(Exercise aim):
Return all lines in the material below that contain "justification".

(Stored entries):
- - - - -

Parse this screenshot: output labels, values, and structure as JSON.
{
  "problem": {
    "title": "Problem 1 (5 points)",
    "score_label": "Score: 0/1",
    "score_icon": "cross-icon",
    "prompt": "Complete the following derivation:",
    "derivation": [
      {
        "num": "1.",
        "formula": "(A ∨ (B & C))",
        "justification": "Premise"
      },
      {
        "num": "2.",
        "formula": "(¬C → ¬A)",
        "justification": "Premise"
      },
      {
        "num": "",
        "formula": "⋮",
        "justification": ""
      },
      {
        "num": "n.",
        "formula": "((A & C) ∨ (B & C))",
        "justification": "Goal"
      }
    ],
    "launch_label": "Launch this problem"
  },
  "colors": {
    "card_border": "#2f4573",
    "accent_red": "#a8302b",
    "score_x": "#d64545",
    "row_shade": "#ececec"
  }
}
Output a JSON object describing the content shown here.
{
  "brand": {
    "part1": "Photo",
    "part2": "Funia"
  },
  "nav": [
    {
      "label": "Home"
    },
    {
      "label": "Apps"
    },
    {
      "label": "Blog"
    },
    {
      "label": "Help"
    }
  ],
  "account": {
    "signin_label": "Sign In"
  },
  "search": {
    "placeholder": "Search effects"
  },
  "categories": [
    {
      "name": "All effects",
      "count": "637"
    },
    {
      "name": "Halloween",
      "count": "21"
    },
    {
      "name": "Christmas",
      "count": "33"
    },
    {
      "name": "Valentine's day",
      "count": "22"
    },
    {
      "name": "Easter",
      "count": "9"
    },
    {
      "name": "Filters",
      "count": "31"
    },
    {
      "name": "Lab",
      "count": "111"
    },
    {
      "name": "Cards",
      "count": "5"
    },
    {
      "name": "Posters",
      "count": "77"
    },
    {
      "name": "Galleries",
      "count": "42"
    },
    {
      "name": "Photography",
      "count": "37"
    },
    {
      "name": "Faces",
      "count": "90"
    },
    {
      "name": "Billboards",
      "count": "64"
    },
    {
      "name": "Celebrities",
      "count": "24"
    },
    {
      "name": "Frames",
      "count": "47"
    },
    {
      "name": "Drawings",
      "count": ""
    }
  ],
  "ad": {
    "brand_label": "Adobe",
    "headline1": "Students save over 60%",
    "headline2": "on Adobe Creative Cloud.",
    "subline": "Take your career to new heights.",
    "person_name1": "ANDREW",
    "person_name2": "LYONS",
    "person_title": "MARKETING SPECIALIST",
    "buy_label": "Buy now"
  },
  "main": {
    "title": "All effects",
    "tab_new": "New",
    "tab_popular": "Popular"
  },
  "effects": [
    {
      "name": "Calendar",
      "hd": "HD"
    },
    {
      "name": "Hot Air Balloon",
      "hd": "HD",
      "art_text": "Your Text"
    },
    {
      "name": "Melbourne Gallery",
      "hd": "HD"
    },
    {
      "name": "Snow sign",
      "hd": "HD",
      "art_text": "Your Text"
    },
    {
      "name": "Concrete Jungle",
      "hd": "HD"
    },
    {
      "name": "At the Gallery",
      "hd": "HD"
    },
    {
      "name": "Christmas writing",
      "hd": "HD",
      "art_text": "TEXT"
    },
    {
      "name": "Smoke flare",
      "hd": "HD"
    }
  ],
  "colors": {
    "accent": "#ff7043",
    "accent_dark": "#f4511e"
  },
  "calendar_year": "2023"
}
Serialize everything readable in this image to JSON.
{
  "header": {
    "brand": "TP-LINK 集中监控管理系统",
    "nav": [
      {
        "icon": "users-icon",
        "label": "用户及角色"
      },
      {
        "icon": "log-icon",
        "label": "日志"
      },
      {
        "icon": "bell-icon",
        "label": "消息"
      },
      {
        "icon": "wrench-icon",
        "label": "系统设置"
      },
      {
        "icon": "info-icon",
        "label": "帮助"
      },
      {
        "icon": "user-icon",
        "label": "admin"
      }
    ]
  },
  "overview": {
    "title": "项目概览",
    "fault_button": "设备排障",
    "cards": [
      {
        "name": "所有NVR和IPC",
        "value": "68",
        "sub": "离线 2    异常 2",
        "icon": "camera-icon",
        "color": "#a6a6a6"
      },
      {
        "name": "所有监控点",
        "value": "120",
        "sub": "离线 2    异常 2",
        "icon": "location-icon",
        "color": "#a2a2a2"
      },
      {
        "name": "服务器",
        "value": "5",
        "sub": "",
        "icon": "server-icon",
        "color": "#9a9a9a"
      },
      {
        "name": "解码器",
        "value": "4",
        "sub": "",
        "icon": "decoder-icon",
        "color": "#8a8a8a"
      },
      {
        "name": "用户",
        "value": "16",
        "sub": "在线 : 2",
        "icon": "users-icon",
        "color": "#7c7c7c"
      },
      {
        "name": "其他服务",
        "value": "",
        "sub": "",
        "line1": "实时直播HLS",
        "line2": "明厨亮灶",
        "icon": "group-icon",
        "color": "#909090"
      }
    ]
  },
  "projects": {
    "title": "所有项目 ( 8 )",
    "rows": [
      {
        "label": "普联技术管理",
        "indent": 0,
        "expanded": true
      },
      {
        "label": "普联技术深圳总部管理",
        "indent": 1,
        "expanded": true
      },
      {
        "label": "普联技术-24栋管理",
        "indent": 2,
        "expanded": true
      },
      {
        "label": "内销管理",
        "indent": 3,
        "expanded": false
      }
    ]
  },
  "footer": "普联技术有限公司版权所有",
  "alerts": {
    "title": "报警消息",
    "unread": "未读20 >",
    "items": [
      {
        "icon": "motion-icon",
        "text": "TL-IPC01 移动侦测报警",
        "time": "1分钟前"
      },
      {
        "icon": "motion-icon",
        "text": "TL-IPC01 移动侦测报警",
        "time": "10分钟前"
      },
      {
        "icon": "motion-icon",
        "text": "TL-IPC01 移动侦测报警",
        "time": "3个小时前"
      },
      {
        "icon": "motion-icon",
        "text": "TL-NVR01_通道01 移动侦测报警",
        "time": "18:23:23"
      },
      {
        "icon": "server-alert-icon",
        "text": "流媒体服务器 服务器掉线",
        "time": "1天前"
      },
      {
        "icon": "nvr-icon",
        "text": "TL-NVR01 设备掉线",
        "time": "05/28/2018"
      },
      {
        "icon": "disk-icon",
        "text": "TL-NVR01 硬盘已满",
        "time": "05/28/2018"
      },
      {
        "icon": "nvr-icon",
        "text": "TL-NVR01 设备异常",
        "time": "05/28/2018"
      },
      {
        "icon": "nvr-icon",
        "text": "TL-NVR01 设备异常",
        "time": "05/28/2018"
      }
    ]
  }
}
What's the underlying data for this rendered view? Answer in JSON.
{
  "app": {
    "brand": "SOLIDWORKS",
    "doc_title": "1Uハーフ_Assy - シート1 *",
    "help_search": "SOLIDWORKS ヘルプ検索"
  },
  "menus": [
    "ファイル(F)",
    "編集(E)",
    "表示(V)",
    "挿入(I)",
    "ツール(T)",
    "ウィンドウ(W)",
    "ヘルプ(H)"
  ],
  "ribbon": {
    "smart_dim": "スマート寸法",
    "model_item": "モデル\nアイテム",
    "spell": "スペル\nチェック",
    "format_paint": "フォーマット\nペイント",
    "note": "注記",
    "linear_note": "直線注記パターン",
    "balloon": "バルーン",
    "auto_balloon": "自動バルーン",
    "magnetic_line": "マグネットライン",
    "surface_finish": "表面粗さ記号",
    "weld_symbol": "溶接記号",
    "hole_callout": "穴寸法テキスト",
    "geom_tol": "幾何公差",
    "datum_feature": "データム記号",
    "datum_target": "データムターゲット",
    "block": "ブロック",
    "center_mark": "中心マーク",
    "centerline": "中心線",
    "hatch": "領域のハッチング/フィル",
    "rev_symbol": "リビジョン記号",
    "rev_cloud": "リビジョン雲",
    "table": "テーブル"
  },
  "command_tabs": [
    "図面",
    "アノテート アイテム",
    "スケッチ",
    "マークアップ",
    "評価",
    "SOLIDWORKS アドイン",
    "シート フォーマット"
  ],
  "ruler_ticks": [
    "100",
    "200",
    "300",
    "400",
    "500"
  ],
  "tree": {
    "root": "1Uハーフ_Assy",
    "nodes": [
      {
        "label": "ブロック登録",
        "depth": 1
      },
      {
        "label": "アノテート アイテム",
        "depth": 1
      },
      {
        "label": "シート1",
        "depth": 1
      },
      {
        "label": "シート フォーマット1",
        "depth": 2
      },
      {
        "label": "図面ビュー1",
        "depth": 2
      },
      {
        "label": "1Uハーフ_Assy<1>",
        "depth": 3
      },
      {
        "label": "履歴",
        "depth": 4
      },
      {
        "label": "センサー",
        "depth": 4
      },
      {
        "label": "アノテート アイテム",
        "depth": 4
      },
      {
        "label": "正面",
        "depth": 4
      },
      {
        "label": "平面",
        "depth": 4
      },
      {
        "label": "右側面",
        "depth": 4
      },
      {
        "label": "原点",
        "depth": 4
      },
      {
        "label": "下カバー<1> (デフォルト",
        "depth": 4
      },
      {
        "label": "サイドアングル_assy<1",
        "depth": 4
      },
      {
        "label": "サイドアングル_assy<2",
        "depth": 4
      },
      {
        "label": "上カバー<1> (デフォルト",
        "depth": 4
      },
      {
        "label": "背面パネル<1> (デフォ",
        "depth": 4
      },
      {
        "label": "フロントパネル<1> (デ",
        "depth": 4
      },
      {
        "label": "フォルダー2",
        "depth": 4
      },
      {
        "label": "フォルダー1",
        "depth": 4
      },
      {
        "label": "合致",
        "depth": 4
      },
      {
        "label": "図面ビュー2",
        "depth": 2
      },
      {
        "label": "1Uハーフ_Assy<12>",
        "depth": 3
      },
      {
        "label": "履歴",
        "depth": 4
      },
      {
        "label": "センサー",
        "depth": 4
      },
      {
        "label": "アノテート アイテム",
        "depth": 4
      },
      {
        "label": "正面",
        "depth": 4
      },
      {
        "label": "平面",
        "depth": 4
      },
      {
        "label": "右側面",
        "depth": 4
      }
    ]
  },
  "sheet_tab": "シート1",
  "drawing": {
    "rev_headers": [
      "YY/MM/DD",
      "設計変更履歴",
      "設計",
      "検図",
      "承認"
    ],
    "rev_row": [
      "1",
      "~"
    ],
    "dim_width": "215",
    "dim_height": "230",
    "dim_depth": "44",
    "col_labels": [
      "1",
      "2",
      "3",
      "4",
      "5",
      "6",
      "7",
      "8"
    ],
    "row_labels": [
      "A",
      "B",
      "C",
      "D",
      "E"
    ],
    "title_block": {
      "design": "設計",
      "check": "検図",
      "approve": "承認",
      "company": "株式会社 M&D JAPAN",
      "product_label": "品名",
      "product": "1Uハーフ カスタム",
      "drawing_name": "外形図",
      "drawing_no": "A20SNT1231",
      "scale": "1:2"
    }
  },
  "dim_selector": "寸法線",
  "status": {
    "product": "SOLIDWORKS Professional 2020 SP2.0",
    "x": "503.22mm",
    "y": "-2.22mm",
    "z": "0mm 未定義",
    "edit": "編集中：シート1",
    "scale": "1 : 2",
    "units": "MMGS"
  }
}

- - - - -

(Solution to the exercise):
        "justification": "Premise"
        "justification": "Premise"
        "justification": ""
        "justification": "Goal"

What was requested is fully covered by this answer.